▸ Requirements:
Extract every record, exactly as written, and ignore the pictures.
====== Given records
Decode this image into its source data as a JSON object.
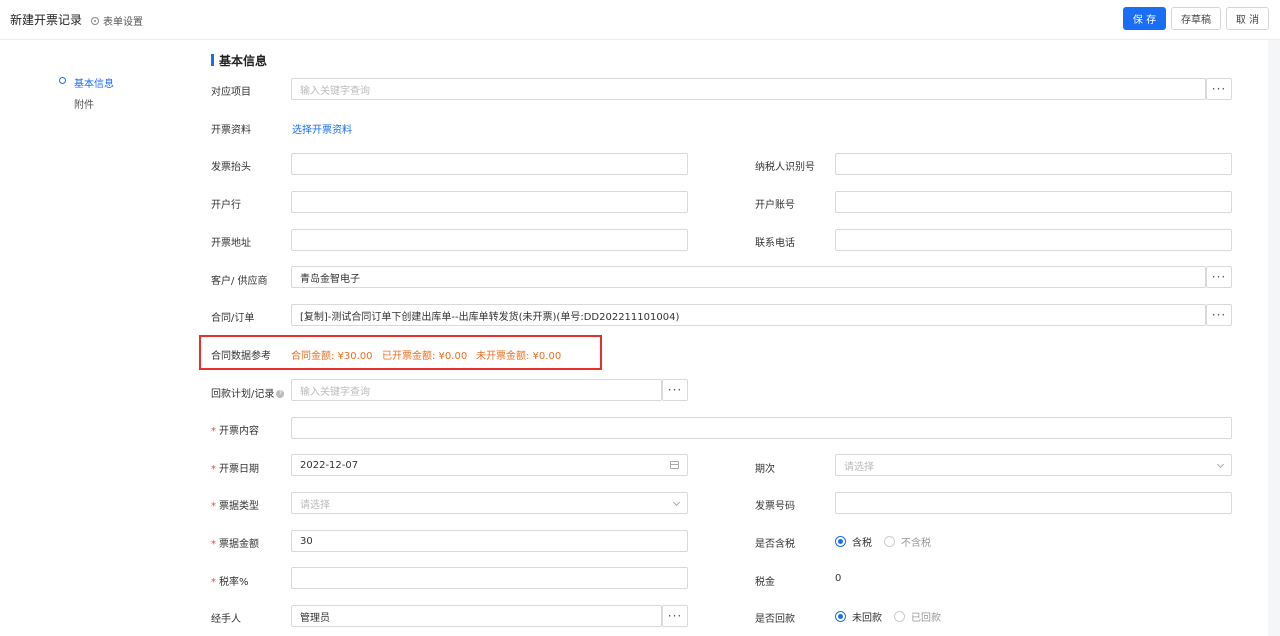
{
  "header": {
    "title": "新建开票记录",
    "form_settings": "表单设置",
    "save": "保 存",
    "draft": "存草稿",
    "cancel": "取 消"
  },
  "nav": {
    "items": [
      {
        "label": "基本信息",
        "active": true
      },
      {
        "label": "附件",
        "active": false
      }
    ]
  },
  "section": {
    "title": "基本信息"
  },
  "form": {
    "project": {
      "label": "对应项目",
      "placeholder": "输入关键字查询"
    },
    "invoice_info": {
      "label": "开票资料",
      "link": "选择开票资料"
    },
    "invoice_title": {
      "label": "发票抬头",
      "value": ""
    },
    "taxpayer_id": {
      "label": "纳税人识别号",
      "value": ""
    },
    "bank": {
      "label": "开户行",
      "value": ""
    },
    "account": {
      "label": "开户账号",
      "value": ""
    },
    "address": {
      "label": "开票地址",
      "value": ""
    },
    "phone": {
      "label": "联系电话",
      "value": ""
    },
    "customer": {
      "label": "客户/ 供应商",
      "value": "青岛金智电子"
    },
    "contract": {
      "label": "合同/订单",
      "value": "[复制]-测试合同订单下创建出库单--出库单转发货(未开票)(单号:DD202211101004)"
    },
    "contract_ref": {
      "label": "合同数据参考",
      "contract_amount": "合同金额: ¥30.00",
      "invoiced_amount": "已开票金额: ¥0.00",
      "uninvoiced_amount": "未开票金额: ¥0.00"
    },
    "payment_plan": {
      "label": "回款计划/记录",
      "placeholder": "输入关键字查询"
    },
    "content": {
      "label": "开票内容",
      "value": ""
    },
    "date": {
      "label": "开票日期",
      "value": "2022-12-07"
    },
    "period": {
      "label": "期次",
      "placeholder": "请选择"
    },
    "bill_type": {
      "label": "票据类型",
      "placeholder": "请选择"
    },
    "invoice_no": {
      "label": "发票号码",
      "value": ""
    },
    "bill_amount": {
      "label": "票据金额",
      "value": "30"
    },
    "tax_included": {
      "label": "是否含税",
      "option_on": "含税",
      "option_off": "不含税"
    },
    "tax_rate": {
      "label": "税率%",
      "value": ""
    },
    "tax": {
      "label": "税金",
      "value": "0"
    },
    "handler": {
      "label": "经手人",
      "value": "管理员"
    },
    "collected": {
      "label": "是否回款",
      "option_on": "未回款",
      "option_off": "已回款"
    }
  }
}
============
▸ Full answer:
Decode this image into its source data as a JSON object.
{
  "header": {
    "title": "新建开票记录",
    "form_settings": "表单设置",
    "save": "保 存",
    "draft": "存草稿",
    "cancel": "取 消"
  },
  "nav": {
    "items": [
      {
        "label": "基本信息",
        "active": true
      },
      {
        "label": "附件",
        "active": false
      }
    ]
  },
  "section": {
    "title": "基本信息"
  },
  "form": {
    "project": {
      "label": "对应项目",
      "placeholder": "输入关键字查询"
    },
    "invoice_info": {
      "label": "开票资料",
      "link": "选择开票资料"
    },
    "invoice_title": {
      "label": "发票抬头",
      "value": ""
    },
    "taxpayer_id": {
      "label": "纳税人识别号",
      "value": ""
    },
    "bank": {
      "label": "开户行",
      "value": ""
    },
    "account": {
      "label": "开户账号",
      "value": ""
    },
    "address": {
      "label": "开票地址",
      "value": ""
    },
    "phone": {
      "label": "联系电话",
      "value": ""
    },
    "customer": {
      "label": "客户/ 供应商",
      "value": "青岛金智电子"
    },
    "contract": {
      "label": "合同/订单",
      "value": "[复制]-测试合同订单下创建出库单--出库单转发货(未开票)(单号:DD202211101004)"
    },
    "contract_ref": {
      "label": "合同数据参考",
      "contract_amount": "合同金额: ¥30.00",
      "invoiced_amount": "已开票金额: ¥0.00",
      "uninvoiced_amount": "未开票金额: ¥0.00"
    },
    "payment_plan": {
      "label": "回款计划/记录",
      "placeholder": "输入关键字查询"
    },
    "content": {
      "label": "开票内容",
      "value": ""
    },
    "date": {
      "label": "开票日期",
      "value": "2022-12-07"
    },
    "period": {
      "label": "期次",
      "placeholder": "请选择"
    },
    "bill_type": {
      "label": "票据类型",
      "placeholder": "请选择"
    },
    "invoice_no": {
      "label": "发票号码",
      "value": ""
    },
    "bill_amount": {
      "label": "票据金额",
      "value": "30"
    },
    "tax_included": {
      "label": "是否含税",
      "option_on": "含税",
      "option_off": "不含税"
    },
    "tax_rate": {
      "label": "税率%",
      "value": ""
    },
    "tax": {
      "label": "税金",
      "value": "0"
    },
    "handler": {
      "label": "经手人",
      "value": "管理员"
    },
    "collected": {
      "label": "是否回款",
      "option_on": "未回款",
      "option_off": "已回款"
    }
  }
}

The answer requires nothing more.